Goal: Retype exactly the lines that start at the line with "Extract the structured" and end at the final line, both included, and leave out every picture.

(Dataset entries)
___
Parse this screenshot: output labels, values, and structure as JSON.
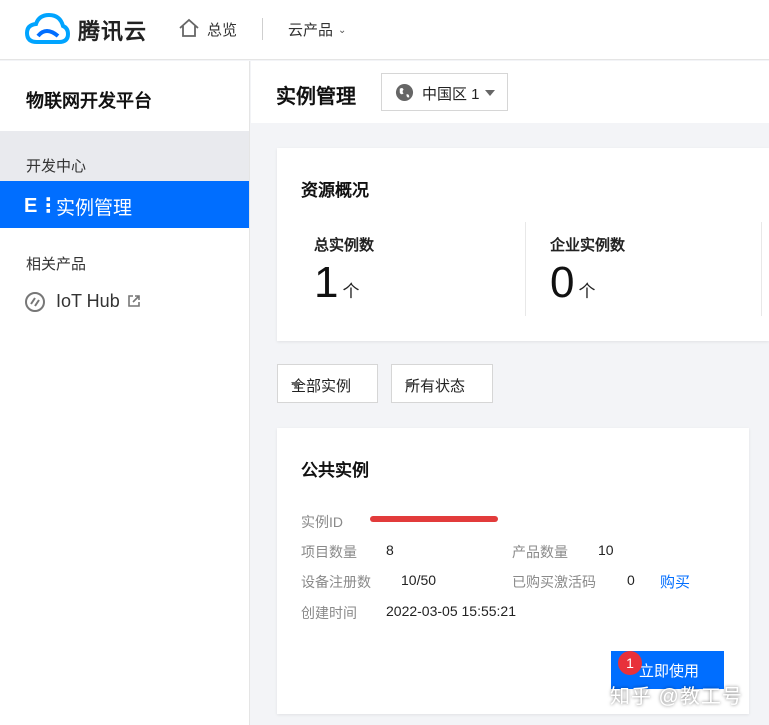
{
  "topbar": {
    "brand": "腾讯云",
    "overview": "总览",
    "products": "云产品",
    "products_chevron": "⌄"
  },
  "sidebar": {
    "platform_title": "物联网开发平台",
    "section_dev": "开发中心",
    "active_item": {
      "icon": "E⋮",
      "label": "实例管理"
    },
    "section_related": "相关产品",
    "related_item": "IoT Hub"
  },
  "header": {
    "title": "实例管理",
    "region": "中国区 1"
  },
  "overview": {
    "title": "资源概况",
    "stats": [
      {
        "label": "总实例数",
        "value": "1",
        "unit": "个"
      },
      {
        "label": "企业实例数",
        "value": "0",
        "unit": "个"
      }
    ]
  },
  "filters": {
    "all_instances": "全部实例",
    "all_status": "所有状态"
  },
  "instance": {
    "title": "公共实例",
    "id_label": "实例ID",
    "projects_label": "项目数量",
    "projects_value": "8",
    "products_label": "产品数量",
    "products_value": "10",
    "devices_label": "设备注册数",
    "devices_value": "10/50",
    "codes_label": "已购买激活码",
    "codes_value": "0",
    "buy_label": "购买",
    "created_label": "创建时间",
    "created_value": "2022-03-05 15:55:21",
    "use_button": "立即使用",
    "step_badge": "1"
  },
  "watermark": "知乎 @教工号",
  "colors": {
    "primary": "#006eff",
    "badge": "#e8313b",
    "redaction": "#e23b3b"
  }
}
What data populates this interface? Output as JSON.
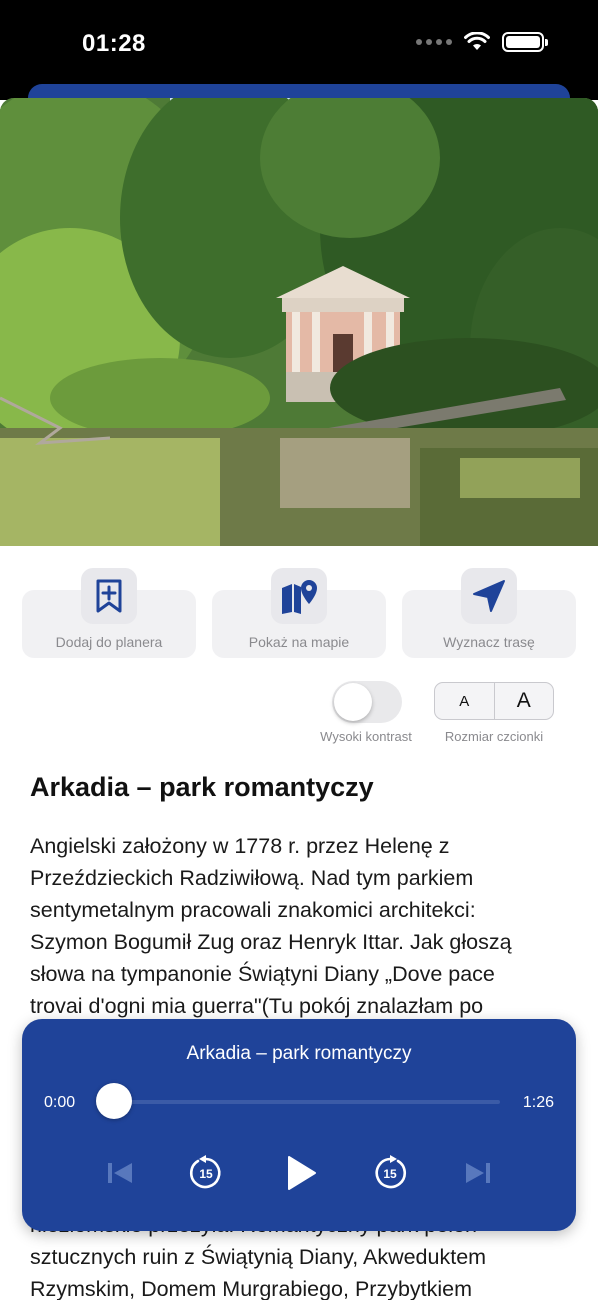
{
  "status_bar": {
    "time": "01:28"
  },
  "gallery": {
    "page_count": 3,
    "active_page": 1
  },
  "actions": [
    {
      "label": "Dodaj do planera",
      "icon": "bookmark-plus-icon"
    },
    {
      "label": "Pokaż na mapie",
      "icon": "map-pin-icon"
    },
    {
      "label": "Wyznacz trasę",
      "icon": "navigation-arrow-icon"
    }
  ],
  "settings": {
    "high_contrast_label": "Wysoki kontrast",
    "high_contrast_on": false,
    "font_small": "A",
    "font_large": "A",
    "font_size_label": "Rozmiar czcionki"
  },
  "article": {
    "title": "Arkadia – park romantyczy",
    "body_top": "Angielski założony w 1778 r. przez Helenę z\nPrzeździeckich  Radziwiłową. Nad tym parkiem\nsentymetalnym  pracowali znakomici architekci:\nSzymon Bogumił Zug oraz Henryk Ittar. Jak głoszą\nsłowa na tympanonie Świątyni Diany  „Dove pace\ntrovai d'ogni mia guerra\"(Tu pokój znalazłam po",
    "body_bottom": "niezłomskie przeżyła. Romantyczny park pełen\nsztucznych  ruin z Świątynią Diany, Akweduktem\nRzymskim, Domem Murgrabiego, Przybytkiem"
  },
  "player": {
    "title": "Arkadia – park romantyczy",
    "current_time": "0:00",
    "duration": "1:26",
    "progress": 0,
    "rewind_seconds": "15",
    "forward_seconds": "15"
  },
  "colors": {
    "brand_blue": "#1f4399",
    "icon_blue": "#1f4399"
  }
}
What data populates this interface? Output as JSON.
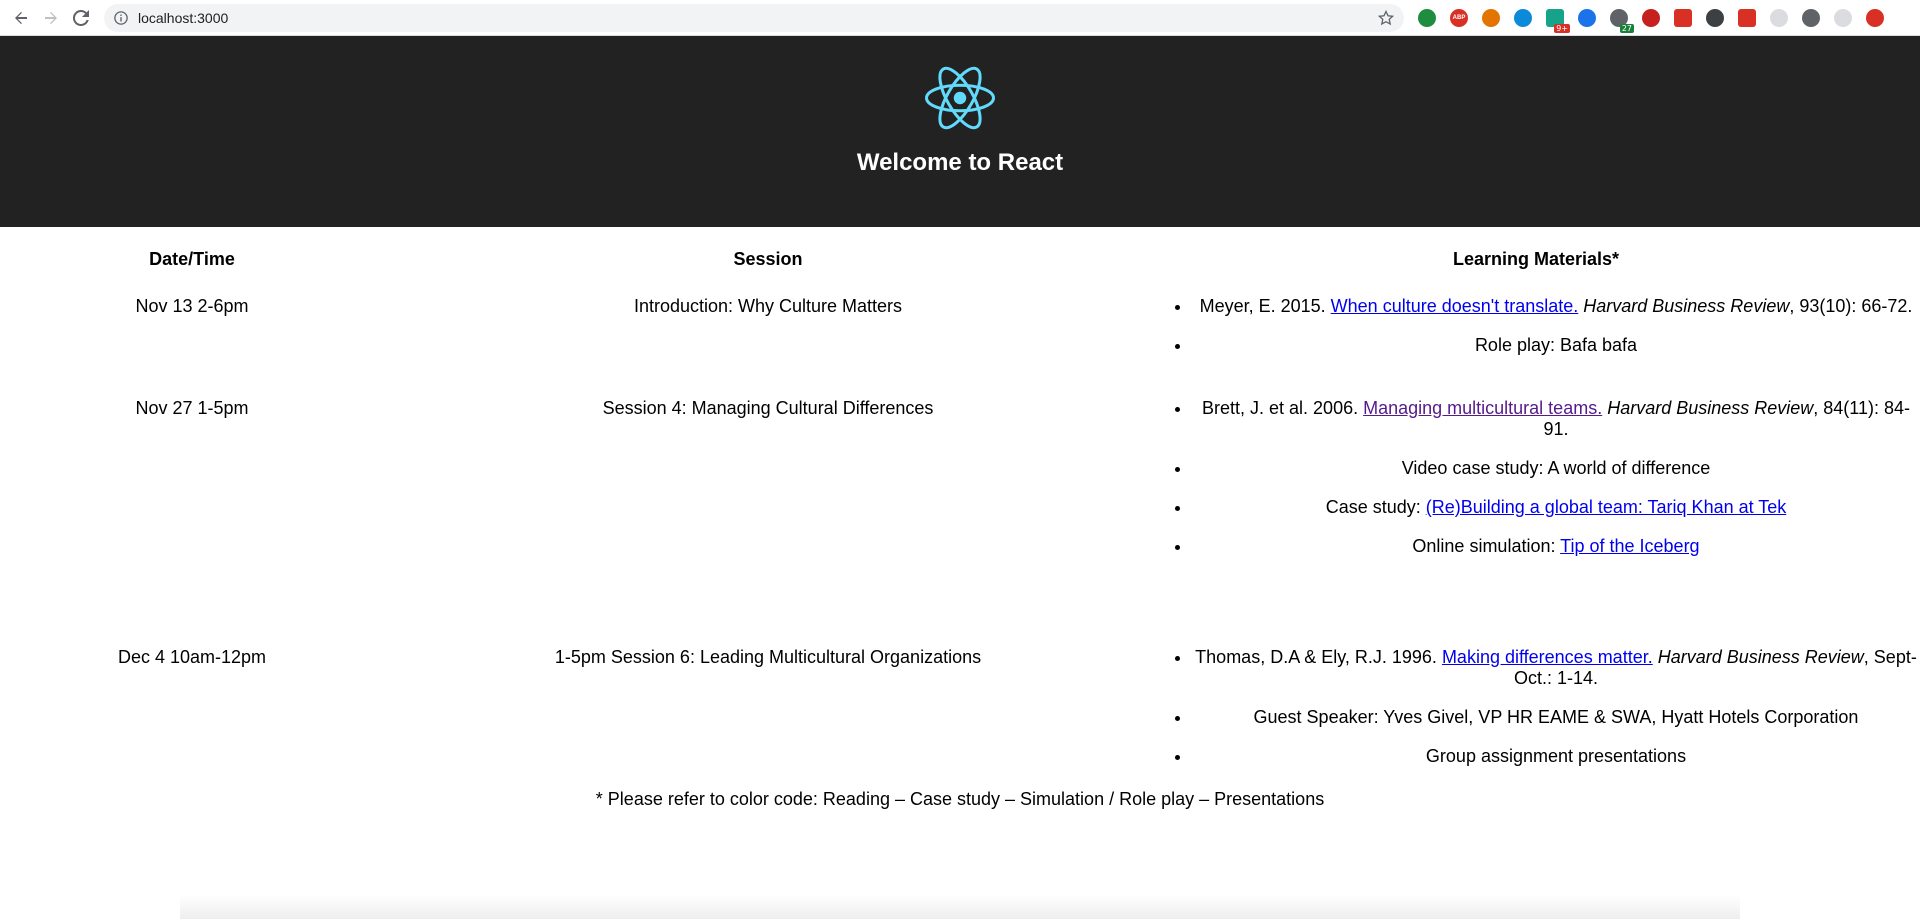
{
  "browser": {
    "url": "localhost:3000",
    "extensions": [
      {
        "name": "green-leaf-icon",
        "color": "#1e8e3e"
      },
      {
        "name": "adblock-icon",
        "color": "#d93025",
        "label": "ABP"
      },
      {
        "name": "chrome-color-icon",
        "color": "#e37400"
      },
      {
        "name": "ring-icon",
        "color": "#0b8ad9"
      },
      {
        "name": "grammar-icon",
        "color": "#15a38a",
        "badge": "9+",
        "badge_color": "#d93025"
      },
      {
        "name": "globe-icon",
        "color": "#1a73e8"
      },
      {
        "name": "person-icon",
        "color": "#5f6368",
        "badge": "27",
        "badge_color": "#188038"
      },
      {
        "name": "pig-icon",
        "color": "#c5221f"
      },
      {
        "name": "mm-icon",
        "color": "#d93025"
      },
      {
        "name": "moon-icon",
        "color": "#3c4043"
      },
      {
        "name": "red-square-icon",
        "color": "#d93025"
      },
      {
        "name": "gray-circle-icon",
        "color": "#dadce0"
      },
      {
        "name": "cast-icon",
        "color": "#5f6368"
      },
      {
        "name": "profile-icon",
        "color": "#dadce0"
      },
      {
        "name": "alert-icon",
        "color": "#d93025"
      }
    ]
  },
  "header": {
    "title": "Welcome to React",
    "logo_color": "#61dafb",
    "background": "#222222"
  },
  "table": {
    "headers": {
      "date": "Date/Time",
      "session": "Session",
      "materials": "Learning Materials*"
    },
    "rows": [
      {
        "date": "Nov 13 2-6pm",
        "session": "Introduction: Why Culture Matters",
        "materials": [
          {
            "pre": "Meyer, E. 2015. ",
            "link": "When culture doesn't translate.",
            "italic": " Harvard Business Review",
            "post": ", 93(10): 66-72."
          },
          {
            "pre": "Role play: Bafa bafa"
          }
        ]
      },
      {
        "date": "Nov 27 1-5pm",
        "session": "Session 4: Managing Cultural Differences",
        "materials": [
          {
            "pre": "Brett, J. et al. 2006. ",
            "link": "Managing multicultural teams.",
            "italic": " Harvard Business Review",
            "post": ", 84(11): 84-91."
          },
          {
            "pre": "Video case study: A world of difference"
          },
          {
            "pre": "Case study: ",
            "link": "(Re)Building a global team: Tariq Khan at Tek"
          },
          {
            "pre": "Online simulation: ",
            "link": "Tip of the Iceberg"
          }
        ]
      },
      {
        "date": "Dec 4 10am-12pm",
        "session": "1-5pm Session 6: Leading Multicultural Organizations",
        "materials": [
          {
            "pre": "Thomas, D.A & Ely, R.J. 1996. ",
            "link": "Making differences matter.",
            "italic": " Harvard Business Review",
            "post": ", Sept-Oct.: 1-14."
          },
          {
            "pre": "Guest Speaker: Yves Givel, VP HR EAME & SWA, Hyatt Hotels Corporation"
          },
          {
            "pre": "Group assignment presentations"
          }
        ]
      }
    ]
  },
  "footnote": "* Please refer to color code: Reading – Case study – Simulation / Role play – Presentations"
}
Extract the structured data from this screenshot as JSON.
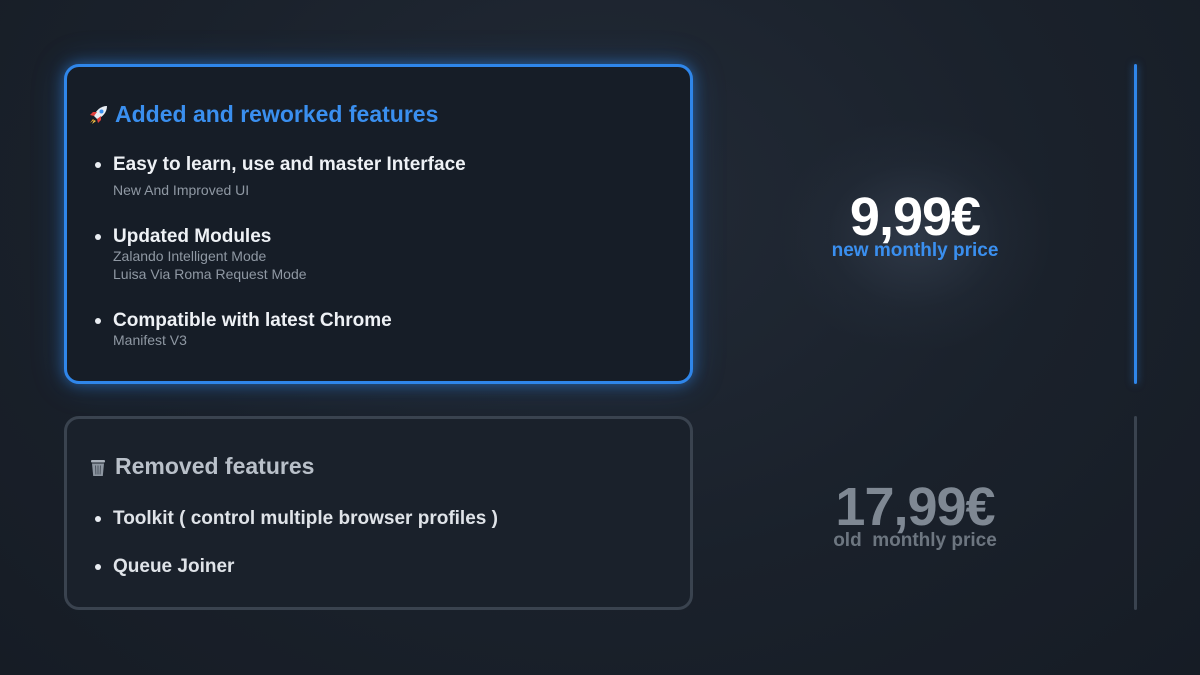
{
  "added_card": {
    "icon": "rocket-icon",
    "title": "Added and reworked features",
    "features": [
      {
        "title": "Easy to learn, use and master Interface",
        "details": [
          "New And Improved UI"
        ]
      },
      {
        "title": "Updated Modules",
        "details": [
          "Zalando Intelligent Mode",
          "Luisa Via Roma Request Mode"
        ]
      },
      {
        "title": "Compatible with latest Chrome",
        "details": [
          "Manifest V3"
        ]
      }
    ]
  },
  "removed_card": {
    "icon": "trash-icon",
    "title": "Removed features",
    "features": [
      {
        "title": "Toolkit ( control multiple browser profiles )"
      },
      {
        "title": "Queue Joiner"
      }
    ]
  },
  "new_price": {
    "value": "9,99€",
    "label": "new monthly price"
  },
  "old_price": {
    "value": "17,99€",
    "label": "old  monthly price"
  },
  "colors": {
    "accent": "#2f86ea",
    "background": "#1a212b",
    "muted": "#3a434f"
  }
}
___
Finished answer:
Extract the structured data from this screenshot as JSON.
{
  "added_card": {
    "icon": "rocket-icon",
    "title": "Added and reworked features",
    "features": [
      {
        "title": "Easy to learn, use and master Interface",
        "details": [
          "New And Improved UI"
        ]
      },
      {
        "title": "Updated Modules",
        "details": [
          "Zalando Intelligent Mode",
          "Luisa Via Roma Request Mode"
        ]
      },
      {
        "title": "Compatible with latest Chrome",
        "details": [
          "Manifest V3"
        ]
      }
    ]
  },
  "removed_card": {
    "icon": "trash-icon",
    "title": "Removed features",
    "features": [
      {
        "title": "Toolkit ( control multiple browser profiles )"
      },
      {
        "title": "Queue Joiner"
      }
    ]
  },
  "new_price": {
    "value": "9,99€",
    "label": "new monthly price"
  },
  "old_price": {
    "value": "17,99€",
    "label": "old  monthly price"
  },
  "colors": {
    "accent": "#2f86ea",
    "background": "#1a212b",
    "muted": "#3a434f"
  }
}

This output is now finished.